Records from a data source
********************
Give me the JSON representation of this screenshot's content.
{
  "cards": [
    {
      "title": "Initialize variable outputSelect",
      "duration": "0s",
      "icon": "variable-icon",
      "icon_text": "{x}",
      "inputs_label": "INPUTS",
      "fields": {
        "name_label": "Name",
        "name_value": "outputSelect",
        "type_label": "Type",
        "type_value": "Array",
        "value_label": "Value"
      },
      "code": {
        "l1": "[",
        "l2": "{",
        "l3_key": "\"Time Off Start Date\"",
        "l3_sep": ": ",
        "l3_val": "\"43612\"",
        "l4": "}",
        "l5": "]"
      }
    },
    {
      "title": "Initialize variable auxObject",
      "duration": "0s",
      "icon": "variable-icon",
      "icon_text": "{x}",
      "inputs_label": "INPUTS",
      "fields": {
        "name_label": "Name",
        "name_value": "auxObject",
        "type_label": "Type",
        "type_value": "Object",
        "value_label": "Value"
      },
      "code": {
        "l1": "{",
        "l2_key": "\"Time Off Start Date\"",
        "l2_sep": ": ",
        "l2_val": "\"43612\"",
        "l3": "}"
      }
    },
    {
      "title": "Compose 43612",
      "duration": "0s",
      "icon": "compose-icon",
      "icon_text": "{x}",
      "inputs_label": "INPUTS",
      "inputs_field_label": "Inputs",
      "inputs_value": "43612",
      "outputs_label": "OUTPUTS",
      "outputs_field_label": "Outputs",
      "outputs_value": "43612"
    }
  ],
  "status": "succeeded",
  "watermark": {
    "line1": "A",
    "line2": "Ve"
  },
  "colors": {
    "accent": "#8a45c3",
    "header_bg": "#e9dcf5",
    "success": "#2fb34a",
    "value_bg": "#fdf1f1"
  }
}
********************
* TASK: Copy out the material word for word and line for line.

* TASK ANSWER:
Give me the JSON representation of this screenshot's content.
{
  "cards": [
    {
      "title": "Initialize variable outputSelect",
      "duration": "0s",
      "icon": "variable-icon",
      "icon_text": "{x}",
      "inputs_label": "INPUTS",
      "fields": {
        "name_label": "Name",
        "name_value": "outputSelect",
        "type_label": "Type",
        "type_value": "Array",
        "value_label": "Value"
      },
      "code": {
        "l1": "[",
        "l2": "{",
        "l3_key": "\"Time Off Start Date\"",
        "l3_sep": ": ",
        "l3_val": "\"43612\"",
        "l4": "}",
        "l5": "]"
      }
    },
    {
      "title": "Initialize variable auxObject",
      "duration": "0s",
      "icon": "variable-icon",
      "icon_text": "{x}",
      "inputs_label": "INPUTS",
      "fields": {
        "name_label": "Name",
        "name_value": "auxObject",
        "type_label": "Type",
        "type_value": "Object",
        "value_label": "Value"
      },
      "code": {
        "l1": "{",
        "l2_key": "\"Time Off Start Date\"",
        "l2_sep": ": ",
        "l2_val": "\"43612\"",
        "l3": "}"
      }
    },
    {
      "title": "Compose 43612",
      "duration": "0s",
      "icon": "compose-icon",
      "icon_text": "{x}",
      "inputs_label": "INPUTS",
      "inputs_field_label": "Inputs",
      "inputs_value": "43612",
      "outputs_label": "OUTPUTS",
      "outputs_field_label": "Outputs",
      "outputs_value": "43612"
    }
  ],
  "status": "succeeded",
  "watermark": {
    "line1": "A",
    "line2": "Ve"
  },
  "colors": {
    "accent": "#8a45c3",
    "header_bg": "#e9dcf5",
    "success": "#2fb34a",
    "value_bg": "#fdf1f1"
  }
}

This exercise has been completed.